** BEGIN Recorded information **
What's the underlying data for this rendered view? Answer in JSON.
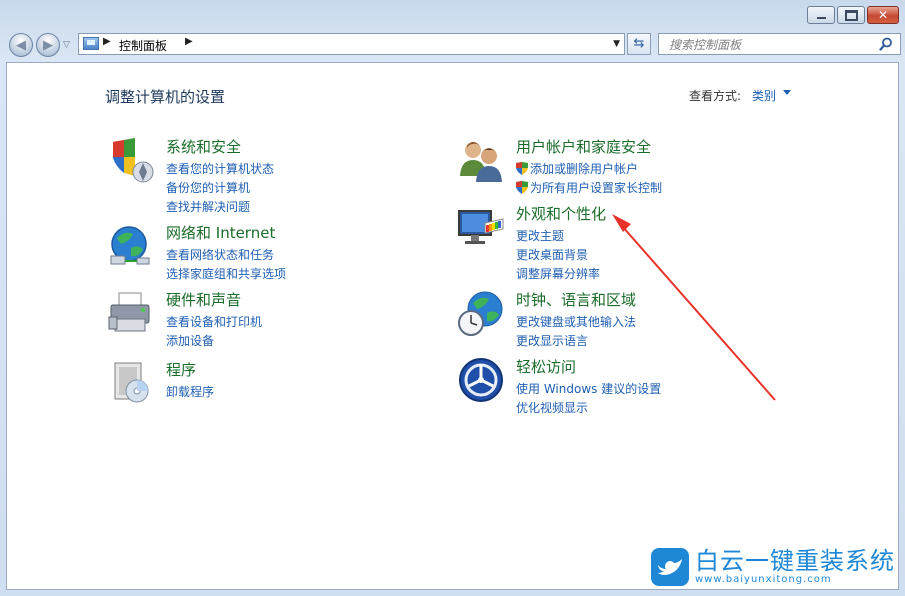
{
  "address_bar": {
    "crumb": "控制面板"
  },
  "search": {
    "placeholder": "搜索控制面板"
  },
  "header": {
    "title": "调整计算机的设置",
    "view_by_label": "查看方式:",
    "view_by_value": "类别"
  },
  "categories": [
    {
      "title": "系统和安全",
      "icon": "shield-security-icon",
      "links": [
        "查看您的计算机状态",
        "备份您的计算机",
        "查找并解决问题"
      ]
    },
    {
      "title": "网络和 Internet",
      "icon": "network-globe-icon",
      "links": [
        "查看网络状态和任务",
        "选择家庭组和共享选项"
      ]
    },
    {
      "title": "硬件和声音",
      "icon": "printer-icon",
      "links": [
        "查看设备和打印机",
        "添加设备"
      ]
    },
    {
      "title": "程序",
      "icon": "programs-box-icon",
      "links": [
        "卸载程序"
      ]
    },
    {
      "title": "用户帐户和家庭安全",
      "icon": "users-icon",
      "links": [
        "添加或删除用户帐户",
        "为所有用户设置家长控制"
      ]
    },
    {
      "title": "外观和个性化",
      "icon": "monitor-palette-icon",
      "links": [
        "更改主题",
        "更改桌面背景",
        "调整屏幕分辨率"
      ]
    },
    {
      "title": "时钟、语言和区域",
      "icon": "clock-globe-icon",
      "links": [
        "更改键盘或其他输入法",
        "更改显示语言"
      ]
    },
    {
      "title": "轻松访问",
      "icon": "ease-of-access-icon",
      "links": [
        "使用 Windows 建议的设置",
        "优化视频显示"
      ]
    }
  ],
  "colors": {
    "category_title": "#1a6c2a",
    "link": "#1f5fb3",
    "arrow": "#e8332a",
    "watermark": "#1e88d6"
  },
  "watermark": {
    "brand": "白云一键重装系统",
    "url": "www.baiyunxitong.com"
  }
}
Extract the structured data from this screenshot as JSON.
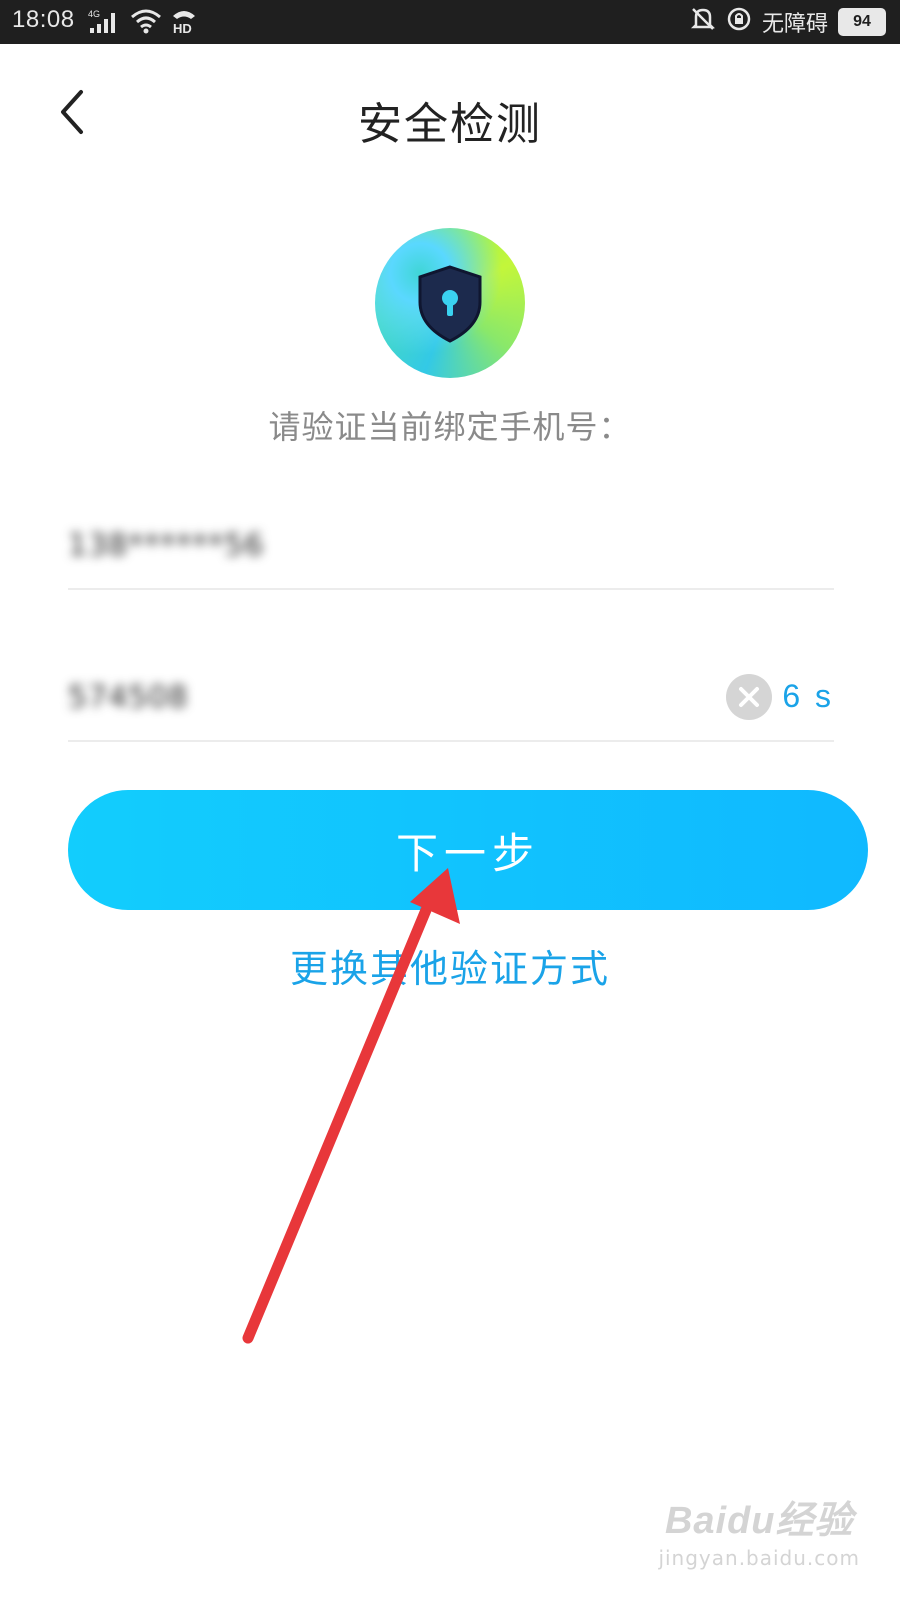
{
  "status_bar": {
    "time": "18:08",
    "network": "4G",
    "accessibility_label": "无障碍",
    "battery": "94"
  },
  "header": {
    "title": "安全检测"
  },
  "main": {
    "hint": "请验证当前绑定手机号：",
    "phone_value": "138******56",
    "code_value": "574508",
    "countdown": "6 s",
    "next_button_label": "下一步",
    "alt_link_label": "更换其他验证方式"
  },
  "watermark": {
    "brand": "Baidu经验",
    "url": "jingyan.baidu.com"
  },
  "colors": {
    "accent": "#1aa3e8",
    "button": "#12cdfd",
    "annotation_arrow": "#e8373a"
  }
}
** END Recorded information **
- [Directions] Copy exactly the lines from the one containing "Extract the structured" through the last line of the records above, including both, and omit every picture.

- [Correct answer]
Extract the structured data from this screenshot as JSON.
{
  "status_bar": {
    "time": "18:08",
    "network": "4G",
    "accessibility_label": "无障碍",
    "battery": "94"
  },
  "header": {
    "title": "安全检测"
  },
  "main": {
    "hint": "请验证当前绑定手机号：",
    "phone_value": "138******56",
    "code_value": "574508",
    "countdown": "6 s",
    "next_button_label": "下一步",
    "alt_link_label": "更换其他验证方式"
  },
  "watermark": {
    "brand": "Baidu经验",
    "url": "jingyan.baidu.com"
  },
  "colors": {
    "accent": "#1aa3e8",
    "button": "#12cdfd",
    "annotation_arrow": "#e8373a"
  }
}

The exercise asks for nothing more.